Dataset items
============

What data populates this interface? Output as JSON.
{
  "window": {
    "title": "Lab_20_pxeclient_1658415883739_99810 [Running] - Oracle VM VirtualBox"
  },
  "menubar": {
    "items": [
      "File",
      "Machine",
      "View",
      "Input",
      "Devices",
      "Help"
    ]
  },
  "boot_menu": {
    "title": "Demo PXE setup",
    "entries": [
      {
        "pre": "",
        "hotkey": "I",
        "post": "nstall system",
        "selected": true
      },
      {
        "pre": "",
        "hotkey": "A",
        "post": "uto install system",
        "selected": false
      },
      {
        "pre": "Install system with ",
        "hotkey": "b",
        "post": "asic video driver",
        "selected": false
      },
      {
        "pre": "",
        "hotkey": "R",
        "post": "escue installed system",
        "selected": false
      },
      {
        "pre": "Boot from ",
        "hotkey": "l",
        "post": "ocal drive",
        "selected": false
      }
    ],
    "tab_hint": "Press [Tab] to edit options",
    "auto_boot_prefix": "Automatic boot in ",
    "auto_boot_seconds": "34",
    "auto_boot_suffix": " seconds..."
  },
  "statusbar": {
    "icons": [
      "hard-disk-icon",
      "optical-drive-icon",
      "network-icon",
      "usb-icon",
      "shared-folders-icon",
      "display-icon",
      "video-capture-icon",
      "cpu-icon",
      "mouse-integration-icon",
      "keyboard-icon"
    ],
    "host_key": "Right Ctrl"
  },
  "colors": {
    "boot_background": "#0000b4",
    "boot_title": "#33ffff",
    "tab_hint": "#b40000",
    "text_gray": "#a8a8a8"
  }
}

============

*Given instruction*
Filter the data, keeping only the lines that contain "hotkey".

*Reply to the exercise*
        "hotkey": "I",
        "hotkey": "A",
        "hotkey": "b",
        "hotkey": "R",
        "hotkey": "l",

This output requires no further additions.